Material provided start

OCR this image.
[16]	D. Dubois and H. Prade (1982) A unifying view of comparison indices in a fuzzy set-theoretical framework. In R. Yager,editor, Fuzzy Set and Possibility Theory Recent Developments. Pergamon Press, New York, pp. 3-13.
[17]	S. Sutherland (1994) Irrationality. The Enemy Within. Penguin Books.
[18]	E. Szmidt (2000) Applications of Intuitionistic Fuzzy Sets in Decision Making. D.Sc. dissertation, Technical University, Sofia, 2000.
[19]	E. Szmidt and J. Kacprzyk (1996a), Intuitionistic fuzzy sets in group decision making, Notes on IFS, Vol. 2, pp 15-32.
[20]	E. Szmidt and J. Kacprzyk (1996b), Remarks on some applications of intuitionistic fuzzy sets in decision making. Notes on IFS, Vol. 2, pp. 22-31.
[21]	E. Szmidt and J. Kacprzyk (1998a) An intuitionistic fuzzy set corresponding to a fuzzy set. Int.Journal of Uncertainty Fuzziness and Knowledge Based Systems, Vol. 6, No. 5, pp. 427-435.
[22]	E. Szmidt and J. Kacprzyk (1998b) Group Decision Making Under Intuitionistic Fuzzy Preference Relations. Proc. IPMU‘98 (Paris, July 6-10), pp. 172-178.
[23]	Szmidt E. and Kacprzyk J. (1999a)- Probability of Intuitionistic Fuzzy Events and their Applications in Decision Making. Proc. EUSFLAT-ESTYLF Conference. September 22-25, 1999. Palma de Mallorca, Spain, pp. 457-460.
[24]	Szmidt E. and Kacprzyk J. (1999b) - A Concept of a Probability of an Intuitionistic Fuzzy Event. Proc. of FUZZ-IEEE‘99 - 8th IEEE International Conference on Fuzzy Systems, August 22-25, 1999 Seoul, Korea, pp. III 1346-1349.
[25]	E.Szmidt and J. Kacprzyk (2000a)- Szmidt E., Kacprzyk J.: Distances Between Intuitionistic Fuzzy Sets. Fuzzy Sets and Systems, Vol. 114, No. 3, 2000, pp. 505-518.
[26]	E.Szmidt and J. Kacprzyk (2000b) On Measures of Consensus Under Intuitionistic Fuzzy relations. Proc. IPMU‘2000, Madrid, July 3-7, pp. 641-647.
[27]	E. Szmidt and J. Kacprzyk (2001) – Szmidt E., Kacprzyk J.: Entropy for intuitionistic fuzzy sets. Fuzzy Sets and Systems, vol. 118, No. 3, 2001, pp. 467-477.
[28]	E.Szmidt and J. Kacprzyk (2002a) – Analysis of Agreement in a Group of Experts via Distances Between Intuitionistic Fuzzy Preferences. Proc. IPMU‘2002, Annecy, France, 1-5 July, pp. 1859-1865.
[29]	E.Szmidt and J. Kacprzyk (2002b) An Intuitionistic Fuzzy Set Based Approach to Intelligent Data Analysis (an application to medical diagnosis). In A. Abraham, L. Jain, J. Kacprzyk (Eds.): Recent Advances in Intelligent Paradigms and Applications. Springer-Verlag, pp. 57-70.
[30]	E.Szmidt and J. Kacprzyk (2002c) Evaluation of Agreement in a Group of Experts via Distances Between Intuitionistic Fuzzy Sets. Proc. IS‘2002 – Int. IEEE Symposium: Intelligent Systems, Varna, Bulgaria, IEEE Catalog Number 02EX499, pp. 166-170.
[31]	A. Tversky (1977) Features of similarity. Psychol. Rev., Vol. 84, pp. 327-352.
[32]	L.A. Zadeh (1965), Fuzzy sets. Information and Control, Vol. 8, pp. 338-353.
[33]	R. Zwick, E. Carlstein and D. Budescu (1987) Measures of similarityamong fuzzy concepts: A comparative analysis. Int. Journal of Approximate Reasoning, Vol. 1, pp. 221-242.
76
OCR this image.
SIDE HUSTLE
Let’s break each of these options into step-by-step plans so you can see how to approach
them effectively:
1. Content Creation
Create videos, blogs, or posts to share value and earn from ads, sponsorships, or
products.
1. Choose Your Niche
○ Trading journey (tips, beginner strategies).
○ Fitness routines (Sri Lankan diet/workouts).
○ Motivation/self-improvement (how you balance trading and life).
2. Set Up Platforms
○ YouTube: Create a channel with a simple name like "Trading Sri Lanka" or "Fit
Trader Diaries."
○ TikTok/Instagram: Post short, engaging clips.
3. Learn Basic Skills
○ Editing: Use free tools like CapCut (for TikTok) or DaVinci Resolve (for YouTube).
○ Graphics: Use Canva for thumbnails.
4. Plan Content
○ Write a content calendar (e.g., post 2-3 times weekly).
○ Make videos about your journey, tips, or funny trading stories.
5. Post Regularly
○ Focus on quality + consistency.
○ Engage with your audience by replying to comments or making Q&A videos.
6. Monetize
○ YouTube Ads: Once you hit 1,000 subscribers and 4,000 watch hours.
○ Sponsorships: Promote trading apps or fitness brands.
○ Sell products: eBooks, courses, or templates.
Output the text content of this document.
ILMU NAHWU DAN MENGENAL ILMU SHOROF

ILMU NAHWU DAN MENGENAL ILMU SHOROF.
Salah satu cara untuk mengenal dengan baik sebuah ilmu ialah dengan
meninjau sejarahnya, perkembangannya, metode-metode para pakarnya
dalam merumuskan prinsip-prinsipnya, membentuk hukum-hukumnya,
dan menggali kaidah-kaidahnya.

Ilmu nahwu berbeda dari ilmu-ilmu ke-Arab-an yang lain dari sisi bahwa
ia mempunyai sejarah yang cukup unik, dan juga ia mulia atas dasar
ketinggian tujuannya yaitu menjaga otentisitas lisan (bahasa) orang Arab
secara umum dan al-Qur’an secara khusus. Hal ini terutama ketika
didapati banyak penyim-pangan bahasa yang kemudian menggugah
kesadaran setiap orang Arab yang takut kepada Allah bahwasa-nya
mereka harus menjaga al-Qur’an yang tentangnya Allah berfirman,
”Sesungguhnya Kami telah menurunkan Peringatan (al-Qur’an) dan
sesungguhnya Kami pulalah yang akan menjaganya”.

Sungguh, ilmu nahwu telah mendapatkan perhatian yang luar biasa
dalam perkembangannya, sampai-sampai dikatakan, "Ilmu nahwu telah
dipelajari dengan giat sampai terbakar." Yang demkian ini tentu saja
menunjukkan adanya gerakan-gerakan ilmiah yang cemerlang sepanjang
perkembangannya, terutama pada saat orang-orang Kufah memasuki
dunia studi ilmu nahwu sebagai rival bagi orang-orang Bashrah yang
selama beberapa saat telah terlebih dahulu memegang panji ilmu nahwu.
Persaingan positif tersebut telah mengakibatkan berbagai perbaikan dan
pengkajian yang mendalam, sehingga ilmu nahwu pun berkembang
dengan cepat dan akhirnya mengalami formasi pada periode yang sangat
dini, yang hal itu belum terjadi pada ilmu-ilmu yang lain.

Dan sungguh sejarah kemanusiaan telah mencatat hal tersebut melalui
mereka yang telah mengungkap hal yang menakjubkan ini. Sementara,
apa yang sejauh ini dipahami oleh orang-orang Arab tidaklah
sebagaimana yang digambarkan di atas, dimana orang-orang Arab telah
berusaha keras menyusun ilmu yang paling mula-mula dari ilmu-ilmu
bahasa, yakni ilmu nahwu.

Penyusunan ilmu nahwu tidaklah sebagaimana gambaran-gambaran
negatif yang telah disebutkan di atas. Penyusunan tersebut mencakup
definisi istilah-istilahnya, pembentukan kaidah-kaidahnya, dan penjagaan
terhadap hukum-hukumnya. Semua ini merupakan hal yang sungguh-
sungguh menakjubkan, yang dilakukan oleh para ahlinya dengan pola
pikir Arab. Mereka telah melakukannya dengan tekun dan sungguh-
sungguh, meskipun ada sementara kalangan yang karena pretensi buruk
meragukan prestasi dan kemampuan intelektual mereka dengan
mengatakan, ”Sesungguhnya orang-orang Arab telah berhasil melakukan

Material provided end

_Work to complete_: Exact copies of all the records are required.

_Answer to this problem_:
OCR this image.
[16]	D. Dubois and H. Prade (1982) A unifying view of comparison indices in a fuzzy set-theoretical framework. In R. Yager,editor, Fuzzy Set and Possibility Theory Recent Developments. Pergamon Press, New York, pp. 3-13.
[17]	S. Sutherland (1994) Irrationality. The Enemy Within. Penguin Books.
[18]	E. Szmidt (2000) Applications of Intuitionistic Fuzzy Sets in Decision Making. D.Sc. dissertation, Technical University, Sofia, 2000.
[19]	E. Szmidt and J. Kacprzyk (1996a), Intuitionistic fuzzy sets in group decision making, Notes on IFS, Vol. 2, pp 15-32.
[20]	E. Szmidt and J. Kacprzyk (1996b), Remarks on some applications of intuitionistic fuzzy sets in decision making. Notes on IFS, Vol. 2, pp. 22-31.
[21]	E. Szmidt and J. Kacprzyk (1998a) An intuitionistic fuzzy set corresponding to a fuzzy set. Int.Journal of Uncertainty Fuzziness and Knowledge Based Systems, Vol. 6, No. 5, pp. 427-435.
[22]	E. Szmidt and J. Kacprzyk (1998b) Group Decision Making Under Intuitionistic Fuzzy Preference Relations. Proc. IPMU‘98 (Paris, July 6-10), pp. 172-178.
[23]	Szmidt E. and Kacprzyk J. (1999a)- Probability of Intuitionistic Fuzzy Events and their Applications in Decision Making. Proc. EUSFLAT-ESTYLF Conference. September 22-25, 1999. Palma de Mallorca, Spain, pp. 457-460.
[24]	Szmidt E. and Kacprzyk J. (1999b) - A Concept of a Probability of an Intuitionistic Fuzzy Event. Proc. of FUZZ-IEEE‘99 - 8th IEEE International Conference on Fuzzy Systems, August 22-25, 1999 Seoul, Korea, pp. III 1346-1349.
[25]	E.Szmidt and J. Kacprzyk (2000a)- Szmidt E., Kacprzyk J.: Distances Between Intuitionistic Fuzzy Sets. Fuzzy Sets and Systems, Vol. 114, No. 3, 2000, pp. 505-518.
[26]	E.Szmidt and J. Kacprzyk (2000b) On Measures of Consensus Under Intuitionistic Fuzzy relations. Proc. IPMU‘2000, Madrid, July 3-7, pp. 641-647.
[27]	E. Szmidt and J. Kacprzyk (2001) – Szmidt E., Kacprzyk J.: Entropy for intuitionistic fuzzy sets. Fuzzy Sets and Systems, vol. 118, No. 3, 2001, pp. 467-477.
[28]	E.Szmidt and J. Kacprzyk (2002a) – Analysis of Agreement in a Group of Experts via Distances Between Intuitionistic Fuzzy Preferences. Proc. IPMU‘2002, Annecy, France, 1-5 July, pp. 1859-1865.
[29]	E.Szmidt and J. Kacprzyk (2002b) An Intuitionistic Fuzzy Set Based Approach to Intelligent Data Analysis (an application to medical diagnosis). In A. Abraham, L. Jain, J. Kacprzyk (Eds.): Recent Advances in Intelligent Paradigms and Applications. Springer-Verlag, pp. 57-70.
[30]	E.Szmidt and J. Kacprzyk (2002c) Evaluation of Agreement in a Group of Experts via Distances Between Intuitionistic Fuzzy Sets. Proc. IS‘2002 – Int. IEEE Symposium: Intelligent Systems, Varna, Bulgaria, IEEE Catalog Number 02EX499, pp. 166-170.
[31]	A. Tversky (1977) Features of similarity. Psychol. Rev., Vol. 84, pp. 327-352.
[32]	L.A. Zadeh (1965), Fuzzy sets. Information and Control, Vol. 8, pp. 338-353.
[33]	R. Zwick, E. Carlstein and D. Budescu (1987) Measures of similarityamong fuzzy concepts: A comparative analysis. Int. Journal of Approximate Reasoning, Vol. 1, pp. 221-242.
76
OCR this image.
SIDE HUSTLE
Let’s break each of these options into step-by-step plans so you can see how to approach
them effectively:
1. Content Creation
Create videos, blogs, or posts to share value and earn from ads, sponsorships, or
products.
1. Choose Your Niche
○ Trading journey (tips, beginner strategies).
○ Fitness routines (Sri Lankan diet/workouts).
○ Motivation/self-improvement (how you balance trading and life).
2. Set Up Platforms
○ YouTube: Create a channel with a simple name like "Trading Sri Lanka" or "Fit
Trader Diaries."
○ TikTok/Instagram: Post short, engaging clips.
3. Learn Basic Skills
○ Editing: Use free tools like CapCut (for TikTok) or DaVinci Resolve (for YouTube).
○ Graphics: Use Canva for thumbnails.
4. Plan Content
○ Write a content calendar (e.g., post 2-3 times weekly).
○ Make videos about your journey, tips, or funny trading stories.
5. Post Regularly
○ Focus on quality + consistency.
○ Engage with your audience by replying to comments or making Q&A videos.
6. Monetize
○ YouTube Ads: Once you hit 1,000 subscribers and 4,000 watch hours.
○ Sponsorships: Promote trading apps or fitness brands.
○ Sell products: eBooks, courses, or templates.
Output the text content of this document.
ILMU NAHWU DAN MENGENAL ILMU SHOROF

ILMU NAHWU DAN MENGENAL ILMU SHOROF.
Salah satu cara untuk mengenal dengan baik sebuah ilmu ialah dengan
meninjau sejarahnya, perkembangannya, metode-metode para pakarnya
dalam merumuskan prinsip-prinsipnya, membentuk hukum-hukumnya,
dan menggali kaidah-kaidahnya.

Ilmu nahwu berbeda dari ilmu-ilmu ke-Arab-an yang lain dari sisi bahwa
ia mempunyai sejarah yang cukup unik, dan juga ia mulia atas dasar
ketinggian tujuannya yaitu menjaga otentisitas lisan (bahasa) orang Arab
secara umum dan al-Qur’an secara khusus. Hal ini terutama ketika
didapati banyak penyim-pangan bahasa yang kemudian menggugah
kesadaran setiap orang Arab yang takut kepada Allah bahwasa-nya
mereka harus menjaga al-Qur’an yang tentangnya Allah berfirman,
”Sesungguhnya Kami telah menurunkan Peringatan (al-Qur’an) dan
sesungguhnya Kami pulalah yang akan menjaganya”.

Sungguh, ilmu nahwu telah mendapatkan perhatian yang luar biasa
dalam perkembangannya, sampai-sampai dikatakan, "Ilmu nahwu telah
dipelajari dengan giat sampai terbakar." Yang demkian ini tentu saja
menunjukkan adanya gerakan-gerakan ilmiah yang cemerlang sepanjang
perkembangannya, terutama pada saat orang-orang Kufah memasuki
dunia studi ilmu nahwu sebagai rival bagi orang-orang Bashrah yang
selama beberapa saat telah terlebih dahulu memegang panji ilmu nahwu.
Persaingan positif tersebut telah mengakibatkan berbagai perbaikan dan
pengkajian yang mendalam, sehingga ilmu nahwu pun berkembang
dengan cepat dan akhirnya mengalami formasi pada periode yang sangat
dini, yang hal itu belum terjadi pada ilmu-ilmu yang lain.

Dan sungguh sejarah kemanusiaan telah mencatat hal tersebut melalui
mereka yang telah mengungkap hal yang menakjubkan ini. Sementara,
apa yang sejauh ini dipahami oleh orang-orang Arab tidaklah
sebagaimana yang digambarkan di atas, dimana orang-orang Arab telah
berusaha keras menyusun ilmu yang paling mula-mula dari ilmu-ilmu
bahasa, yakni ilmu nahwu.

Penyusunan ilmu nahwu tidaklah sebagaimana gambaran-gambaran
negatif yang telah disebutkan di atas. Penyusunan tersebut mencakup
definisi istilah-istilahnya, pembentukan kaidah-kaidahnya, dan penjagaan
terhadap hukum-hukumnya. Semua ini merupakan hal yang sungguh-
sungguh menakjubkan, yang dilakukan oleh para ahlinya dengan pola
pikir Arab. Mereka telah melakukannya dengan tekun dan sungguh-
sungguh, meskipun ada sementara kalangan yang karena pretensi buruk
meragukan prestasi dan kemampuan intelektual mereka dengan
mengatakan, ”Sesungguhnya orang-orang Arab telah berhasil melakukan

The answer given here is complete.